--- Start of Supplied information ---

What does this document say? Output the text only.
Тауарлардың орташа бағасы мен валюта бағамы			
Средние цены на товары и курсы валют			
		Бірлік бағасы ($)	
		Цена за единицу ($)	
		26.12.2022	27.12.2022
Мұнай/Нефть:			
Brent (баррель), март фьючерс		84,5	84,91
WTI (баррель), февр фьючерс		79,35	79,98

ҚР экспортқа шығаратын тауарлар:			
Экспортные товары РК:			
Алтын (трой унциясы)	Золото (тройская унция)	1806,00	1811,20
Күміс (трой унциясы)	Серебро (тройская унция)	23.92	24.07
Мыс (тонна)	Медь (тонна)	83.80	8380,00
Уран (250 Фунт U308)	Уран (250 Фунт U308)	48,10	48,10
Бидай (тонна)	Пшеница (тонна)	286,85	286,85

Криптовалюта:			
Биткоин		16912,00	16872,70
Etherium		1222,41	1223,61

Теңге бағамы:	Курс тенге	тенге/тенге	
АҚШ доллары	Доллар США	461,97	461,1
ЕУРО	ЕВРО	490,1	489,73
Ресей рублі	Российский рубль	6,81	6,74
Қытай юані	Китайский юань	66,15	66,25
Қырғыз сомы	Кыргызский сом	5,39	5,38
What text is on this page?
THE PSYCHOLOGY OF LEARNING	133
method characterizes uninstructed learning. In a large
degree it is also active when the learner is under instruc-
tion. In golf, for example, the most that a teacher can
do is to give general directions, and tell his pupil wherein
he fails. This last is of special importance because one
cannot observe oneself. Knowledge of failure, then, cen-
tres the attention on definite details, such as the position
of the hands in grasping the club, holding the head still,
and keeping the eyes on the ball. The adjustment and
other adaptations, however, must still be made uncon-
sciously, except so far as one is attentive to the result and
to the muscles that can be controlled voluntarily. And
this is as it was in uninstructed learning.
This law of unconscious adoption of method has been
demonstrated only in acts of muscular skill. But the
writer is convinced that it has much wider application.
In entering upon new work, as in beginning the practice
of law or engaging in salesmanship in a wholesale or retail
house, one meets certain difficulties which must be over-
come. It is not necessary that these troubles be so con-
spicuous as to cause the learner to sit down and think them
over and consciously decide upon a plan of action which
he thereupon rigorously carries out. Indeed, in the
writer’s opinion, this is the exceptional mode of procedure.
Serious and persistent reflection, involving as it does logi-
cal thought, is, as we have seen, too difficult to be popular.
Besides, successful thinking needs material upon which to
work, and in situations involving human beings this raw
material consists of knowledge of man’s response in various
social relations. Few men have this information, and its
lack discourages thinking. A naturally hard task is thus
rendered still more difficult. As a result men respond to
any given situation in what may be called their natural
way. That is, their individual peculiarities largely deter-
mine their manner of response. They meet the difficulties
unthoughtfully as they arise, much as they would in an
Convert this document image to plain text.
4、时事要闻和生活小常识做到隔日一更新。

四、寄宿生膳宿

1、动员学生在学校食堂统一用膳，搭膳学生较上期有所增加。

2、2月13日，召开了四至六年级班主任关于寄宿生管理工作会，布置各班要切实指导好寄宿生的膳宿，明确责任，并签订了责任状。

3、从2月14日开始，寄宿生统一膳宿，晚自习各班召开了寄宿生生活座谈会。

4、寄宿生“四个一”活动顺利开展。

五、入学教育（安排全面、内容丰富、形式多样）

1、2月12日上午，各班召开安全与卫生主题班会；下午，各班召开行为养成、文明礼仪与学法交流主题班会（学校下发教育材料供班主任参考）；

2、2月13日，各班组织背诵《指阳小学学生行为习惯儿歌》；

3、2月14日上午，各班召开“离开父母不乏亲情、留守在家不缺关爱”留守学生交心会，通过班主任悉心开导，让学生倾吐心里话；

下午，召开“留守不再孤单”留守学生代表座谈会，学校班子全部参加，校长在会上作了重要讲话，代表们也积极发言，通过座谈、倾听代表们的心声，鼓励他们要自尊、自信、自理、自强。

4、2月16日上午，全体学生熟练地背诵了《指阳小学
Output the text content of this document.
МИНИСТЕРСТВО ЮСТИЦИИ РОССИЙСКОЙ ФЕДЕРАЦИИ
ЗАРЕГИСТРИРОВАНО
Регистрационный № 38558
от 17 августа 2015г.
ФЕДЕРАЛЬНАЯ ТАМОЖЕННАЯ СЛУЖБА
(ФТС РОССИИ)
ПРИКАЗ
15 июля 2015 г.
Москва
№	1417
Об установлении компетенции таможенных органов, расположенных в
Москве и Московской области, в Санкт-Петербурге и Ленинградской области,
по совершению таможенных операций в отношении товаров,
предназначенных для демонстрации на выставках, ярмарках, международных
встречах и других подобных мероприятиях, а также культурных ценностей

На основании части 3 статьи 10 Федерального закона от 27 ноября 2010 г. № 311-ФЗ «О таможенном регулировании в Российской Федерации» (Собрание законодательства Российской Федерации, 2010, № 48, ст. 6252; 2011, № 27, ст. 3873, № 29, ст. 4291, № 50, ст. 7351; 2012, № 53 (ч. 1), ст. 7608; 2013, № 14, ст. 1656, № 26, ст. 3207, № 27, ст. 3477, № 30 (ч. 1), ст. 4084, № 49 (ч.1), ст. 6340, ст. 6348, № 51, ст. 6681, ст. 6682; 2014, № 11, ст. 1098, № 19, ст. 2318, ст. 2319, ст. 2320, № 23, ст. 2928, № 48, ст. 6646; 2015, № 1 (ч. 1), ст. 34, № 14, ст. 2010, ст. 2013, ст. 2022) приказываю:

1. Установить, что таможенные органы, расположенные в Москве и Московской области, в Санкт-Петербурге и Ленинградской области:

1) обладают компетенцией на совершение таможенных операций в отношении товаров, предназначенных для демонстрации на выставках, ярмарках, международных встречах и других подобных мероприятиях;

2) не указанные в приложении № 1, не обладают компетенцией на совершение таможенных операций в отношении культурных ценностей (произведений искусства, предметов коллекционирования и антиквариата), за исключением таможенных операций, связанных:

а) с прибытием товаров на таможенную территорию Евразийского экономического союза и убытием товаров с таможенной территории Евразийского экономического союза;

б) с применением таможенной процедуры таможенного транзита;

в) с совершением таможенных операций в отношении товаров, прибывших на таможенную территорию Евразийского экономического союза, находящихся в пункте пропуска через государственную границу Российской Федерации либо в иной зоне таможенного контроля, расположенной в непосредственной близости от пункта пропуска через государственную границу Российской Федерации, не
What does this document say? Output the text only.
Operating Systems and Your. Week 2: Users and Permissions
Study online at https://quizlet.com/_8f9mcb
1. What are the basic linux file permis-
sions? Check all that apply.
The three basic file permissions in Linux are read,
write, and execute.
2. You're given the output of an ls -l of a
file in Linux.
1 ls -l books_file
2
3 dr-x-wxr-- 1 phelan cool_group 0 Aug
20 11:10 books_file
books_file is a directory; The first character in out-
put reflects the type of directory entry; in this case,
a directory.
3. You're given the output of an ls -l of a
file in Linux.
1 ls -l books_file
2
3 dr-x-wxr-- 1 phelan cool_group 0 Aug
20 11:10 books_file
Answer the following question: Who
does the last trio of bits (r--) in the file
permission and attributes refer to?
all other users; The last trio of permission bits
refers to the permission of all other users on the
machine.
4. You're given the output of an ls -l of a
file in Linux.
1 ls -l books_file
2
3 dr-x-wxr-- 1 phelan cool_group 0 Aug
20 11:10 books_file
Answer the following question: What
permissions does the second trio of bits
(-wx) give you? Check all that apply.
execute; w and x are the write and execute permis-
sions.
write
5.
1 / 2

--- End of Supplied information ---

*Given instruction:* Say, as a bare number, how many lines in the entries above include the string "унциясы".

*Result of the task:* 2